THE TASK => Extract the full set of records that follows, word for word.

TASK DATA =>

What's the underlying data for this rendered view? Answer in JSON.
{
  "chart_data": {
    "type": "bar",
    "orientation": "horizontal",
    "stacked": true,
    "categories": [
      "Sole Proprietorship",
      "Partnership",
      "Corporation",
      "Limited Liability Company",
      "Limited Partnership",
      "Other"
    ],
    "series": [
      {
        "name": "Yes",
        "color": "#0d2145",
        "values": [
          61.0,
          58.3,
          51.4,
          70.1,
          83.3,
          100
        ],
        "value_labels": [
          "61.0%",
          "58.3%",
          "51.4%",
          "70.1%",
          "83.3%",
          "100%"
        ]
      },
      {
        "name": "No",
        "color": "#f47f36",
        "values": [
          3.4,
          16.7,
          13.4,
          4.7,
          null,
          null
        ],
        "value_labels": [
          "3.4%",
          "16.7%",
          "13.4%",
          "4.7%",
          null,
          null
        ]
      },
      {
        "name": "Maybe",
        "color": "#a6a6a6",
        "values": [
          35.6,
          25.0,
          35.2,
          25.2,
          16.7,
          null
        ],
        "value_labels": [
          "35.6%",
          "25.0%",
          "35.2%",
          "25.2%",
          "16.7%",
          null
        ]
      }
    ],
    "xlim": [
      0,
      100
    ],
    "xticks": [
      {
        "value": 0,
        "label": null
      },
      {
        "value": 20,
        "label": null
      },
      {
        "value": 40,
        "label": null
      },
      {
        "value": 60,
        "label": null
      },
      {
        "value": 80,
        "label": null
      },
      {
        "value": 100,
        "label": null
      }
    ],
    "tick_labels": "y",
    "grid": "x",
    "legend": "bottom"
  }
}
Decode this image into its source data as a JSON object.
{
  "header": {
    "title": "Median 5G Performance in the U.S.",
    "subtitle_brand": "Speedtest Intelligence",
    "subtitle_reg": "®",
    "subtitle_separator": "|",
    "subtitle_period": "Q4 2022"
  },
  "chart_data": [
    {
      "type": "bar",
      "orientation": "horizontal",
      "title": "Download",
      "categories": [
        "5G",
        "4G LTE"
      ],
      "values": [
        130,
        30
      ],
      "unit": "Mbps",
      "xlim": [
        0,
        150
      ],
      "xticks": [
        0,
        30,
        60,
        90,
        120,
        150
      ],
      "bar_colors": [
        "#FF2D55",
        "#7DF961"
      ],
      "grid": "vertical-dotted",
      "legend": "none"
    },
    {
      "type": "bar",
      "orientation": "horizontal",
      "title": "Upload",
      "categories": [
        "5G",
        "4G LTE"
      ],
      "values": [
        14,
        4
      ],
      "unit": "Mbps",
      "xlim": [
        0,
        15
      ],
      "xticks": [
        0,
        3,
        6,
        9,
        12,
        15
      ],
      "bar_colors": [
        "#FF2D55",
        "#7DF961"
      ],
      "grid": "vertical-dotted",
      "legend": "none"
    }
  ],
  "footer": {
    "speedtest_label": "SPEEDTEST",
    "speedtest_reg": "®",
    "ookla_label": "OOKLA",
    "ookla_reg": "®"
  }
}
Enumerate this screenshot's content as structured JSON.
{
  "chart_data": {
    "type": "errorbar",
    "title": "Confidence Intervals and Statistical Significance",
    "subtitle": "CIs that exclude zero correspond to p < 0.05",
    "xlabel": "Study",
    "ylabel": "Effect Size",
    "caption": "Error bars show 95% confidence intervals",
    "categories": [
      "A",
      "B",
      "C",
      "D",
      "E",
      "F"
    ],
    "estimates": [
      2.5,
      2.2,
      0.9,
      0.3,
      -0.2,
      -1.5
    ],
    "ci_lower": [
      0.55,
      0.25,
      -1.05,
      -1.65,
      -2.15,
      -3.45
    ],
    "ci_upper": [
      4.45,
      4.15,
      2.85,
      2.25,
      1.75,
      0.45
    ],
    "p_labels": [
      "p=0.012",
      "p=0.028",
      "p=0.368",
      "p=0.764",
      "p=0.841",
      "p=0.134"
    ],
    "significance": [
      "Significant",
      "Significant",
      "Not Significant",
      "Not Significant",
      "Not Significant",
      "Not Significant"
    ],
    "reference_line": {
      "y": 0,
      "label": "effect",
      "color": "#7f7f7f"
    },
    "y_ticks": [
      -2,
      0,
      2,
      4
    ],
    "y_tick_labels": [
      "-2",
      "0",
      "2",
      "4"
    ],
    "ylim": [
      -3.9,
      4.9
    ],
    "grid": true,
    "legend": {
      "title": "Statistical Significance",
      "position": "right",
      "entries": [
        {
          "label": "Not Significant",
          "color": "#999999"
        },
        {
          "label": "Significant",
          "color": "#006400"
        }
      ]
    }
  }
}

ANSWER BELOW =>
What's the underlying data for this rendered view? Answer in JSON.
{
  "chart_data": {
    "type": "bar",
    "orientation": "horizontal",
    "stacked": true,
    "categories": [
      "Sole Proprietorship",
      "Partnership",
      "Corporation",
      "Limited Liability Company",
      "Limited Partnership",
      "Other"
    ],
    "series": [
      {
        "name": "Yes",
        "color": "#0d2145",
        "values": [
          61.0,
          58.3,
          51.4,
          70.1,
          83.3,
          100
        ],
        "value_labels": [
          "61.0%",
          "58.3%",
          "51.4%",
          "70.1%",
          "83.3%",
          "100%"
        ]
      },
      {
        "name": "No",
        "color": "#f47f36",
        "values": [
          3.4,
          16.7,
          13.4,
          4.7,
          null,
          null
        ],
        "value_labels": [
          "3.4%",
          "16.7%",
          "13.4%",
          "4.7%",
          null,
          null
        ]
      },
      {
        "name": "Maybe",
        "color": "#a6a6a6",
        "values": [
          35.6,
          25.0,
          35.2,
          25.2,
          16.7,
          null
        ],
        "value_labels": [
          "35.6%",
          "25.0%",
          "35.2%",
          "25.2%",
          "16.7%",
          null
        ]
      }
    ],
    "xlim": [
      0,
      100
    ],
    "xticks": [
      {
        "value": 0,
        "label": null
      },
      {
        "value": 20,
        "label": null
      },
      {
        "value": 40,
        "label": null
      },
      {
        "value": 60,
        "label": null
      },
      {
        "value": 80,
        "label": null
      },
      {
        "value": 100,
        "label": null
      }
    ],
    "tick_labels": "y",
    "grid": "x",
    "legend": "bottom"
  }
}
Decode this image into its source data as a JSON object.
{
  "header": {
    "title": "Median 5G Performance in the U.S.",
    "subtitle_brand": "Speedtest Intelligence",
    "subtitle_reg": "®",
    "subtitle_separator": "|",
    "subtitle_period": "Q4 2022"
  },
  "chart_data": [
    {
      "type": "bar",
      "orientation": "horizontal",
      "title": "Download",
      "categories": [
        "5G",
        "4G LTE"
      ],
      "values": [
        130,
        30
      ],
      "unit": "Mbps",
      "xlim": [
        0,
        150
      ],
      "xticks": [
        0,
        30,
        60,
        90,
        120,
        150
      ],
      "bar_colors": [
        "#FF2D55",
        "#7DF961"
      ],
      "grid": "vertical-dotted",
      "legend": "none"
    },
    {
      "type": "bar",
      "orientation": "horizontal",
      "title": "Upload",
      "categories": [
        "5G",
        "4G LTE"
      ],
      "values": [
        14,
        4
      ],
      "unit": "Mbps",
      "xlim": [
        0,
        15
      ],
      "xticks": [
        0,
        3,
        6,
        9,
        12,
        15
      ],
      "bar_colors": [
        "#FF2D55",
        "#7DF961"
      ],
      "grid": "vertical-dotted",
      "legend": "none"
    }
  ],
  "footer": {
    "speedtest_label": "SPEEDTEST",
    "speedtest_reg": "®",
    "ookla_label": "OOKLA",
    "ookla_reg": "®"
  }
}
Enumerate this screenshot's content as structured JSON.
{
  "chart_data": {
    "type": "errorbar",
    "title": "Confidence Intervals and Statistical Significance",
    "subtitle": "CIs that exclude zero correspond to p < 0.05",
    "xlabel": "Study",
    "ylabel": "Effect Size",
    "caption": "Error bars show 95% confidence intervals",
    "categories": [
      "A",
      "B",
      "C",
      "D",
      "E",
      "F"
    ],
    "estimates": [
      2.5,
      2.2,
      0.9,
      0.3,
      -0.2,
      -1.5
    ],
    "ci_lower": [
      0.55,
      0.25,
      -1.05,
      -1.65,
      -2.15,
      -3.45
    ],
    "ci_upper": [
      4.45,
      4.15,
      2.85,
      2.25,
      1.75,
      0.45
    ],
    "p_labels": [
      "p=0.012",
      "p=0.028",
      "p=0.368",
      "p=0.764",
      "p=0.841",
      "p=0.134"
    ],
    "significance": [
      "Significant",
      "Significant",
      "Not Significant",
      "Not Significant",
      "Not Significant",
      "Not Significant"
    ],
    "reference_line": {
      "y": 0,
      "label": "effect",
      "color": "#7f7f7f"
    },
    "y_ticks": [
      -2,
      0,
      2,
      4
    ],
    "y_tick_labels": [
      "-2",
      "0",
      "2",
      "4"
    ],
    "ylim": [
      -3.9,
      4.9
    ],
    "grid": true,
    "legend": {
      "title": "Statistical Significance",
      "position": "right",
      "entries": [
        {
          "label": "Not Significant",
          "color": "#999999"
        },
        {
          "label": "Significant",
          "color": "#006400"
        }
      ]
    }
  }
}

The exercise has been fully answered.